Bootstrap Embedding

Electron correlation is intrinsically local and this can be exploited by a variety of embedding methods. These embedding methods partition the system into small fragments that can each be manageably treated with high-accuracy theories, and use a cheaper theory for the interactions of the fragment with its surrounding bath. The largest errors lie at fragment edges where fragment-bath interactions are most strong. To overcome this, we have developed a fragment embedding scheme where the system is partitioned into overlapping fragments, each with an accurately described center and inaccurately described bath. We constrain the edge site of one fragment to match the same site on an overlapping fragment, where that site is in that fragment’s center. In this way, the calculation pulls itself up by its own bootstraps, giving this method the name Bootstrap Embedding.

Bootstrap Embedding has seen initial success in our group for lattice models and simple molecular systems. We have extended the success of Bootstrap Embedding to molecules where fragment centers can naturally be defined as atoms and the fragment edges as atoms bonded to the center. Current work in our group focuses on improving and applying Bootstrap Embedding in the context of real molecules in large basis sets.


DFT Embedding: Many Pair Expansion

Density functional theory has become the workhorse of quantum mechanical simulations in chemistry and materials science. However, most local and semi-local density functionals suffer from delocalization errors and cannot describe strongly correlated systems or dispersion interactions very well. As a result, the applications of DFT rely heavily on picking functionals for specific problems and careful benchmarking. In order to alleviate this problem, we have developed a wavefunction-in-DFT embedding method called Many Pair Expansion (MPE). It is a new density functional hierarchy that systematically corrects any deficiency of an approximate functional to finally converge to the exact ground-state energy. The core idea is to partition the electron density into localized electron pairs and numerically compute the exact energy for the fragment densities built from these electron pairs. The exact energies of fragment densities are used to improve the approximate total DFT energy. We have implemented this method for lattice Hamiltonians such as 1D and 2D Hubbard, Peierls-Hubbard and PPP models and proved it is efficient in describing strong correlations and dispersion interactions. MPE is also extended to molecular systems and shown to provide promising results. We are now working on more thorough tests on MPE using different starting functionals and making a faster implementation. We also hope to use MPE as a tool to design better density functionals in the future.

→ Written instruction 1:
Reproduce the listing word for word, starting at its first line and going on through the line containing "calendar-cell: 2Sunrise: 8:28", with both of those lines included.

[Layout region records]

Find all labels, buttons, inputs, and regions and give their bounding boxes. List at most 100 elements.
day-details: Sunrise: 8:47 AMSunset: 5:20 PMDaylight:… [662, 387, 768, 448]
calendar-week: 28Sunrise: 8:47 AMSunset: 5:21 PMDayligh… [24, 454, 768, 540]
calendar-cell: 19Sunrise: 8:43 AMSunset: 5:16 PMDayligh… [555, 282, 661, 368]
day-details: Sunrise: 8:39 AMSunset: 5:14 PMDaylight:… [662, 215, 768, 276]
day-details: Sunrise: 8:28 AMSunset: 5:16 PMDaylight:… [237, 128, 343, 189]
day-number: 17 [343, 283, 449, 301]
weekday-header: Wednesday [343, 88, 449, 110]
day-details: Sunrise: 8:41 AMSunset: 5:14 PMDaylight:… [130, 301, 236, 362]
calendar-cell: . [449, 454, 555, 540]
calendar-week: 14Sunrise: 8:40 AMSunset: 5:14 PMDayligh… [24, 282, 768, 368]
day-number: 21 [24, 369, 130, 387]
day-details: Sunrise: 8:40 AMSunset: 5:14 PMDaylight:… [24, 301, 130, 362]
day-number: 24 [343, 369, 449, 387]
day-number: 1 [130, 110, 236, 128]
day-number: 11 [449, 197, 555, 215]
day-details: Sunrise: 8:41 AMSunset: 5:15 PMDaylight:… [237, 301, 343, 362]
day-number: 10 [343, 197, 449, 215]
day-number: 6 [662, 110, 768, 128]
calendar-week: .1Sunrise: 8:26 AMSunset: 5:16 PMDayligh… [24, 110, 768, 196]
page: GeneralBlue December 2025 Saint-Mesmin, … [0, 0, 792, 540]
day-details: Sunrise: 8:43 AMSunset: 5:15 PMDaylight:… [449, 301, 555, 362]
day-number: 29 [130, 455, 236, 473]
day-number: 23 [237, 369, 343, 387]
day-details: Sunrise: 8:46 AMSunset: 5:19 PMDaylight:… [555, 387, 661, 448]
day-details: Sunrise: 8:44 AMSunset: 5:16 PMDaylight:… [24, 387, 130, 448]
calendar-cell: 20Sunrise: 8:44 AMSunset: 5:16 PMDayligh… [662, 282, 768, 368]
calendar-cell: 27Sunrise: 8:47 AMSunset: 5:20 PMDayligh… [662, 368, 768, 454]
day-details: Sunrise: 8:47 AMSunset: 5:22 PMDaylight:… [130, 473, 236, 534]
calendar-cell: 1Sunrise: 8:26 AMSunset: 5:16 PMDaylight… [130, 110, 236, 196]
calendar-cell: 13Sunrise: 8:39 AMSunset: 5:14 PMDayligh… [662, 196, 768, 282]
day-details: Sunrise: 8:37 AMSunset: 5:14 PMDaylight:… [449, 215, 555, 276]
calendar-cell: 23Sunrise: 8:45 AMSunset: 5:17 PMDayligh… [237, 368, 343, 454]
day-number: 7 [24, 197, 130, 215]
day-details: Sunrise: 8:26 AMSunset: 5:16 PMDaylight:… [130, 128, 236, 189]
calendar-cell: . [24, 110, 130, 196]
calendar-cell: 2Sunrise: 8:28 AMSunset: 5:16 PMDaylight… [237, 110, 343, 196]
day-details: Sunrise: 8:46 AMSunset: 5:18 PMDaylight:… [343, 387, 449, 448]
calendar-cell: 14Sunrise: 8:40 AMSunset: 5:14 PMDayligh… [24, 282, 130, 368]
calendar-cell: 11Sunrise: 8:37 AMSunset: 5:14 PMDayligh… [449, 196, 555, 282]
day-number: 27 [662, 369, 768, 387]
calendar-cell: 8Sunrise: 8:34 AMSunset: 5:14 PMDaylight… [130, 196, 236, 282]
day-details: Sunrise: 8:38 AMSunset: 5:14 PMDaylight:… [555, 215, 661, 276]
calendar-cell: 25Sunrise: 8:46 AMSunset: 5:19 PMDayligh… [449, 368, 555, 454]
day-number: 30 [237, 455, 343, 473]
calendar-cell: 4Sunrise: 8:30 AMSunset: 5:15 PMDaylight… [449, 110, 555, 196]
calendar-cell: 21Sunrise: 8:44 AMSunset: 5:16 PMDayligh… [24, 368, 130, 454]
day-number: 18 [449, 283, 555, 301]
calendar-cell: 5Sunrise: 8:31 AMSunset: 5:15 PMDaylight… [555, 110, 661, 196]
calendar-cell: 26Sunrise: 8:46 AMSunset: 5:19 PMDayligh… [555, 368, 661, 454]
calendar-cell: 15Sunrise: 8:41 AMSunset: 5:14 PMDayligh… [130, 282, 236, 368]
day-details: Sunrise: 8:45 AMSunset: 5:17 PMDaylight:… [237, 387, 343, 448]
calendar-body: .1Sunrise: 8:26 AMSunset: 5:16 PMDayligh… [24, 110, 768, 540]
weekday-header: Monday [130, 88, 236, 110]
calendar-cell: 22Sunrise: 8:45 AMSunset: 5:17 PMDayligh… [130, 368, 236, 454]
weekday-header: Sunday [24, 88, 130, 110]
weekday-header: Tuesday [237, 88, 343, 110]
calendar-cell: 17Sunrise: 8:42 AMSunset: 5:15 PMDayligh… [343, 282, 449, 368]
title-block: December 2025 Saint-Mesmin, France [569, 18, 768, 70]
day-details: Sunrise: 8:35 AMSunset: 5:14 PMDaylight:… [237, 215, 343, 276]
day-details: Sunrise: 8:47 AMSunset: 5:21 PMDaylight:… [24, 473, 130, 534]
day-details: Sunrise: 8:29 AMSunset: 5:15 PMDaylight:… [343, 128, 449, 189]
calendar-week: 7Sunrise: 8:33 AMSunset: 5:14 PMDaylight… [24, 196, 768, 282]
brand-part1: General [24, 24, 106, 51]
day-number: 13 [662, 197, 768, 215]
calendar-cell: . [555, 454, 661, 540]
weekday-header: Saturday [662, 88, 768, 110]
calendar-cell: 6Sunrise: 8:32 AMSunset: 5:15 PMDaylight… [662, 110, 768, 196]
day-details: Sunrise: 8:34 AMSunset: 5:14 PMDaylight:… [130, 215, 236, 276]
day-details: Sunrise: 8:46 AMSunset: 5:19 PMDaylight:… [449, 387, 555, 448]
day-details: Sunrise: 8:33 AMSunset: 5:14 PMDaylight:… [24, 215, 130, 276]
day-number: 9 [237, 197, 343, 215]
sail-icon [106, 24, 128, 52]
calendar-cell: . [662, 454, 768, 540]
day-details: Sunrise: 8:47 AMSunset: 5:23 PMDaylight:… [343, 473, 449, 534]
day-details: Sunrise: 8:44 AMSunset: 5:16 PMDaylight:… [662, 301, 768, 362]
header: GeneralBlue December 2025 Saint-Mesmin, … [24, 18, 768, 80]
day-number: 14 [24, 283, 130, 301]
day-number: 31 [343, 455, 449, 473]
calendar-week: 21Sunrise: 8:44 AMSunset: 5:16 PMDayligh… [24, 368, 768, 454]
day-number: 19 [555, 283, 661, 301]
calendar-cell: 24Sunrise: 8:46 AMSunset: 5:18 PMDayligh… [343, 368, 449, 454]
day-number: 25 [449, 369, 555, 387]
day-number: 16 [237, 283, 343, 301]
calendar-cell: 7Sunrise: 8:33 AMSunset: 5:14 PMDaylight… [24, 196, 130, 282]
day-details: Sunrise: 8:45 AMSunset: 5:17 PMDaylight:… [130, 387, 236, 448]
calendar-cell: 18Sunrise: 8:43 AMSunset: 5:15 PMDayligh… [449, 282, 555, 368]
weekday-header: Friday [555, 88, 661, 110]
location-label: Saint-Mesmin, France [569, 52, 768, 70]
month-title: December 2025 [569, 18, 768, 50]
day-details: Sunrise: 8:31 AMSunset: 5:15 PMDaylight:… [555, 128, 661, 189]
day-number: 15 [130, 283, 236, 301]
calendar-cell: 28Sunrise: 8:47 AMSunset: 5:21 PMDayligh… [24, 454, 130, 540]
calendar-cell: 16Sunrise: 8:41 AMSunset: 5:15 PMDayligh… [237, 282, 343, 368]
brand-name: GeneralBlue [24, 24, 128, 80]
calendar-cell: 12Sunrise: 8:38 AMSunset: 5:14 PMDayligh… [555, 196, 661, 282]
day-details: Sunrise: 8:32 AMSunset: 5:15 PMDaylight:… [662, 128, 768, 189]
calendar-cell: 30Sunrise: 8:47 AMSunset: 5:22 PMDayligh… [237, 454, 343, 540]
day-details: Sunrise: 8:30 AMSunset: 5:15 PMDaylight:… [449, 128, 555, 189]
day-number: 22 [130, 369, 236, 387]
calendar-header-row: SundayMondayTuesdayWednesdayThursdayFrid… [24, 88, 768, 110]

→ Written instruction 2:
According to the research summary on embedding methods, into what does Many Pair Expansion partition the electron density?

→ Full response 1:
Find all labels, buttons, inputs, and regions and give their bounding boxes. List at most 100 elements.
day-details: Sunrise: 8:47 AMSunset: 5:20 PMDaylight:… [662, 387, 768, 448]
calendar-week: 28Sunrise: 8:47 AMSunset: 5:21 PMDayligh… [24, 454, 768, 540]
calendar-cell: 19Sunrise: 8:43 AMSunset: 5:16 PMDayligh… [555, 282, 661, 368]
day-details: Sunrise: 8:39 AMSunset: 5:14 PMDaylight:… [662, 215, 768, 276]
day-details: Sunrise: 8:28 AMSunset: 5:16 PMDaylight:… [237, 128, 343, 189]
day-number: 17 [343, 283, 449, 301]
weekday-header: Wednesday [343, 88, 449, 110]
day-details: Sunrise: 8:41 AMSunset: 5:14 PMDaylight:… [130, 301, 236, 362]
calendar-cell: . [449, 454, 555, 540]
calendar-week: 14Sunrise: 8:40 AMSunset: 5:14 PMDayligh… [24, 282, 768, 368]
day-number: 21 [24, 369, 130, 387]
day-details: Sunrise: 8:40 AMSunset: 5:14 PMDaylight:… [24, 301, 130, 362]
day-number: 24 [343, 369, 449, 387]
day-number: 1 [130, 110, 236, 128]
day-number: 11 [449, 197, 555, 215]
day-details: Sunrise: 8:41 AMSunset: 5:15 PMDaylight:… [237, 301, 343, 362]
day-number: 10 [343, 197, 449, 215]
day-number: 6 [662, 110, 768, 128]
calendar-week: .1Sunrise: 8:26 AMSunset: 5:16 PMDayligh… [24, 110, 768, 196]
page: GeneralBlue December 2025 Saint-Mesmin, … [0, 0, 792, 540]
day-details: Sunrise: 8:43 AMSunset: 5:15 PMDaylight:… [449, 301, 555, 362]
day-number: 29 [130, 455, 236, 473]
day-number: 23 [237, 369, 343, 387]
day-details: Sunrise: 8:46 AMSunset: 5:19 PMDaylight:… [555, 387, 661, 448]
day-details: Sunrise: 8:44 AMSunset: 5:16 PMDaylight:… [24, 387, 130, 448]
calendar-cell: 20Sunrise: 8:44 AMSunset: 5:16 PMDayligh… [662, 282, 768, 368]
calendar-cell: 27Sunrise: 8:47 AMSunset: 5:20 PMDayligh… [662, 368, 768, 454]
day-details: Sunrise: 8:47 AMSunset: 5:22 PMDaylight:… [130, 473, 236, 534]
calendar-cell: 1Sunrise: 8:26 AMSunset: 5:16 PMDaylight… [130, 110, 236, 196]
calendar-cell: 13Sunrise: 8:39 AMSunset: 5:14 PMDayligh… [662, 196, 768, 282]
day-details: Sunrise: 8:37 AMSunset: 5:14 PMDaylight:… [449, 215, 555, 276]
calendar-cell: 23Sunrise: 8:45 AMSunset: 5:17 PMDayligh… [237, 368, 343, 454]
day-number: 7 [24, 197, 130, 215]
day-details: Sunrise: 8:26 AMSunset: 5:16 PMDaylight:… [130, 128, 236, 189]
calendar-cell: . [24, 110, 130, 196]
calendar-cell: 2Sunrise: 8:28 AMSunset: 5:16 PMDaylight… [237, 110, 343, 196]

→ Full response 2:
Into localized electron pairs.